## ITEMS
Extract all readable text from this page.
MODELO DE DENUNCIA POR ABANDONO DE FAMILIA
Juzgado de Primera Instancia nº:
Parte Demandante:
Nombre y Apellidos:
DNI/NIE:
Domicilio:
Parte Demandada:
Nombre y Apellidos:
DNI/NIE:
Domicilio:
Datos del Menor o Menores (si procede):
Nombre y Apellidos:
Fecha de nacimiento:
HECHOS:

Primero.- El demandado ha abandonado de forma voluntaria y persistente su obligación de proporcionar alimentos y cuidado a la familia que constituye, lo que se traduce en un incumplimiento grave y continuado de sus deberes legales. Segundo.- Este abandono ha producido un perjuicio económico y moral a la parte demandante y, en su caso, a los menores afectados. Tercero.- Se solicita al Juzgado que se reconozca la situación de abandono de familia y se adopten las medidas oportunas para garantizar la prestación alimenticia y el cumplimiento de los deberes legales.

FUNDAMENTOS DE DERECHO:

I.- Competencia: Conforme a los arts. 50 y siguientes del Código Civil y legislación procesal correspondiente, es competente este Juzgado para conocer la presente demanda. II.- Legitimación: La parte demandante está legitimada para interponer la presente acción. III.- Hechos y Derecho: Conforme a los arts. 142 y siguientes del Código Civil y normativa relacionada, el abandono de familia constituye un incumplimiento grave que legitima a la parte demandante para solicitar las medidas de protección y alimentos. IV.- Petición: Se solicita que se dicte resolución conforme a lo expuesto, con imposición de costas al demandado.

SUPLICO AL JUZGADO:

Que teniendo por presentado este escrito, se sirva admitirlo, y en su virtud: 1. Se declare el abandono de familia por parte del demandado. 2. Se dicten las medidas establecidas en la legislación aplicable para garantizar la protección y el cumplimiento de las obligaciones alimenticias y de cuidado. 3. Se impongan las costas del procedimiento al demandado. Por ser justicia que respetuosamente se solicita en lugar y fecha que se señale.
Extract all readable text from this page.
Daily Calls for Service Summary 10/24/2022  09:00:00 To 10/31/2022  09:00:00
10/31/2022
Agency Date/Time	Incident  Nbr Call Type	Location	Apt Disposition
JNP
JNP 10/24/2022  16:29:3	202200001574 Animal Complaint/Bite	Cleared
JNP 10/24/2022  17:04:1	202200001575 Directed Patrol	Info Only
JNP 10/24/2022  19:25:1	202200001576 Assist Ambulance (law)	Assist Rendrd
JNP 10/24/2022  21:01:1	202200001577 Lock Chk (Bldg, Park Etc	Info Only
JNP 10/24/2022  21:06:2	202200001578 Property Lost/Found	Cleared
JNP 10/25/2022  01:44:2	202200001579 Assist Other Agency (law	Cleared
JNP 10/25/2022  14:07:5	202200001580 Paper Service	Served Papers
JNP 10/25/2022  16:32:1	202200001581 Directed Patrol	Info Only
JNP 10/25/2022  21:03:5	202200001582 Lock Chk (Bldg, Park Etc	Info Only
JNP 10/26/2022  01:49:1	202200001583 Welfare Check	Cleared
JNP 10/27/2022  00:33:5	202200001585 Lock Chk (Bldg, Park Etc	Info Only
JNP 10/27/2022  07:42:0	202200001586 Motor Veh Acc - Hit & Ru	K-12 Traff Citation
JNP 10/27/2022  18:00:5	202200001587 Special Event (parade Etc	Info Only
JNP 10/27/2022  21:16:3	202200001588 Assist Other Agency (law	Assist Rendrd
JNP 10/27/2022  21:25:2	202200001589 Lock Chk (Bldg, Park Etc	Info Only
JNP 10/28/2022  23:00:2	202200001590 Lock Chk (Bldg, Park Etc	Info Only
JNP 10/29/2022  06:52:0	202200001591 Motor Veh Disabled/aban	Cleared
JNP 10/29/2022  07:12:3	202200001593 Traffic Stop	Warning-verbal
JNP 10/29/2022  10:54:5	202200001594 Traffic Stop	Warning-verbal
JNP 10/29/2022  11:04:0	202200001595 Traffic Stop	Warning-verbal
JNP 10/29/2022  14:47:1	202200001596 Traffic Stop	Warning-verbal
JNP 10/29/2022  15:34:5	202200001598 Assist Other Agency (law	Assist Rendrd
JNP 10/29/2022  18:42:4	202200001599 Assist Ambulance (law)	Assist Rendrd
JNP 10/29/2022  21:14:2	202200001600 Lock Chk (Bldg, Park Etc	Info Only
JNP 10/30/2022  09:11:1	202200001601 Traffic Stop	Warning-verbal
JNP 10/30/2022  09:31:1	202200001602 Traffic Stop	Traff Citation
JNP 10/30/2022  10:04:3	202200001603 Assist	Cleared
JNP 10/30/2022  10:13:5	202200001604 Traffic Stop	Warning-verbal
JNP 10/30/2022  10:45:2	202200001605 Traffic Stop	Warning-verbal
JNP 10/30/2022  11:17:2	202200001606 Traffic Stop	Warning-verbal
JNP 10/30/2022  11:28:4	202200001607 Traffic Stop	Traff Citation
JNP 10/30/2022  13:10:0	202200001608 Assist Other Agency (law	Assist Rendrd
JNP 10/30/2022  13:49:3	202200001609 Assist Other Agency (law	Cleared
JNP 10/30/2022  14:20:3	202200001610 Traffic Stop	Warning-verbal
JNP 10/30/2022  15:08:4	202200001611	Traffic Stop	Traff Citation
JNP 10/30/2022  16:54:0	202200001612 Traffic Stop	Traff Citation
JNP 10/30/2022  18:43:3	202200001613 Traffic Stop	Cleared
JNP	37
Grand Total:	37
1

## SHORT TASK
Send back each record exactly as it stands.

## SOLUTION TO THIS PROBLEM
Extract all readable text from this page.
MODELO DE DENUNCIA POR ABANDONO DE FAMILIA
Juzgado de Primera Instancia nº:
Parte Demandante:
Nombre y Apellidos:
DNI/NIE:
Domicilio:
Parte Demandada:
Nombre y Apellidos:
DNI/NIE:
Domicilio:
Datos del Menor o Menores (si procede):
Nombre y Apellidos:
Fecha de nacimiento:
HECHOS:

Primero.- El demandado ha abandonado de forma voluntaria y persistente su obligación de proporcionar alimentos y cuidado a la familia que constituye, lo que se traduce en un incumplimiento grave y continuado de sus deberes legales. Segundo.- Este abandono ha producido un perjuicio económico y moral a la parte demandante y, en su caso, a los menores afectados. Tercero.- Se solicita al Juzgado que se reconozca la situación de abandono de familia y se adopten las medidas oportunas para garantizar la prestación alimenticia y el cumplimiento de los deberes legales.

FUNDAMENTOS DE DERECHO:

I.- Competencia: Conforme a los arts. 50 y siguientes del Código Civil y legislación procesal correspondiente, es competente este Juzgado para conocer la presente demanda. II.- Legitimación: La parte demandante está legitimada para interponer la presente acción. III.- Hechos y Derecho: Conforme a los arts. 142 y siguientes del Código Civil y normativa relacionada, el abandono de familia constituye un incumplimiento grave que legitima a la parte demandante para solicitar las medidas de protección y alimentos. IV.- Petición: Se solicita que se dicte resolución conforme a lo expuesto, con imposición de costas al demandado.

SUPLICO AL JUZGADO:

Que teniendo por presentado este escrito, se sirva admitirlo, y en su virtud: 1. Se declare el abandono de familia por parte del demandado. 2. Se dicten las medidas establecidas en la legislación aplicable para garantizar la protección y el cumplimiento de las obligaciones alimenticias y de cuidado. 3. Se impongan las costas del procedimiento al demandado. Por ser justicia que respetuosamente se solicita en lugar y fecha que se señale.
Extract all readable text from this page.
Daily Calls for Service Summary 10/24/2022  09:00:00 To 10/31/2022  09:00:00
10/31/2022
Agency Date/Time	Incident  Nbr Call Type	Location	Apt Disposition
JNP
JNP 10/24/2022  16:29:3	202200001574 Animal Complaint/Bite	Cleared
JNP 10/24/2022  17:04:1	202200001575 Directed Patrol	Info Only
JNP 10/24/2022  19:25:1	202200001576 Assist Ambulance (law)	Assist Rendrd
JNP 10/24/2022  21:01:1	202200001577 Lock Chk (Bldg, Park Etc	Info Only
JNP 10/24/2022  21:06:2	202200001578 Property Lost/Found	Cleared
JNP 10/25/2022  01:44:2	202200001579 Assist Other Agency (law	Cleared
JNP 10/25/2022  14:07:5	202200001580 Paper Service	Served Papers
JNP 10/25/2022  16:32:1	202200001581 Directed Patrol	Info Only
JNP 10/25/2022  21:03:5	202200001582 Lock Chk (Bldg, Park Etc	Info Only
JNP 10/26/2022  01:49:1	202200001583 Welfare Check	Cleared
JNP 10/27/2022  00:33:5	202200001585 Lock Chk (Bldg, Park Etc	Info Only
JNP 10/27/2022  07:42:0	202200001586 Motor Veh Acc - Hit & Ru	K-12 Traff Citation
JNP 10/27/2022  18:00:5	202200001587 Special Event (parade Etc	Info Only
JNP 10/27/2022  21:16:3	202200001588 Assist Other Agency (law	Assist Rendrd
JNP 10/27/2022  21:25:2	202200001589 Lock Chk (Bldg, Park Etc	Info Only
JNP 10/28/2022  23:00:2	202200001590 Lock Chk (Bldg, Park Etc	Info Only
JNP 10/29/2022  06:52:0	202200001591 Motor Veh Disabled/aban	Cleared
JNP 10/29/2022  07:12:3	202200001593 Traffic Stop	Warning-verbal
JNP 10/29/2022  10:54:5	202200001594 Traffic Stop	Warning-verbal
JNP 10/29/2022  11:04:0	202200001595 Traffic Stop	Warning-verbal
JNP 10/29/2022  14:47:1	202200001596 Traffic Stop	Warning-verbal
JNP 10/29/2022  15:34:5	202200001598 Assist Other Agency (law	Assist Rendrd
JNP 10/29/2022  18:42:4	202200001599 Assist Ambulance (law)	Assist Rendrd
JNP 10/29/2022  21:14:2	202200001600 Lock Chk (Bldg, Park Etc	Info Only
JNP 10/30/2022  09:11:1	202200001601 Traffic Stop	Warning-verbal
JNP 10/30/2022  09:31:1	202200001602 Traffic Stop	Traff Citation
JNP 10/30/2022  10:04:3	202200001603 Assist	Cleared
JNP 10/30/2022  10:13:5	202200001604 Traffic Stop	Warning-verbal
JNP 10/30/2022  10:45:2	202200001605 Traffic Stop	Warning-verbal
JNP 10/30/2022  11:17:2	202200001606 Traffic Stop	Warning-verbal
JNP 10/30/2022  11:28:4	202200001607 Traffic Stop	Traff Citation
JNP 10/30/2022  13:10:0	202200001608 Assist Other Agency (law	Assist Rendrd
JNP 10/30/2022  13:49:3	202200001609 Assist Other Agency (law	Cleared
JNP 10/30/2022  14:20:3	202200001610 Traffic Stop	Warning-verbal
JNP 10/30/2022  15:08:4	202200001611	Traffic Stop	Traff Citation
JNP 10/30/2022  16:54:0	202200001612 Traffic Stop	Traff Citation
JNP 10/30/2022  18:43:3	202200001613 Traffic Stop	Cleared
JNP	37
Grand Total:	37
1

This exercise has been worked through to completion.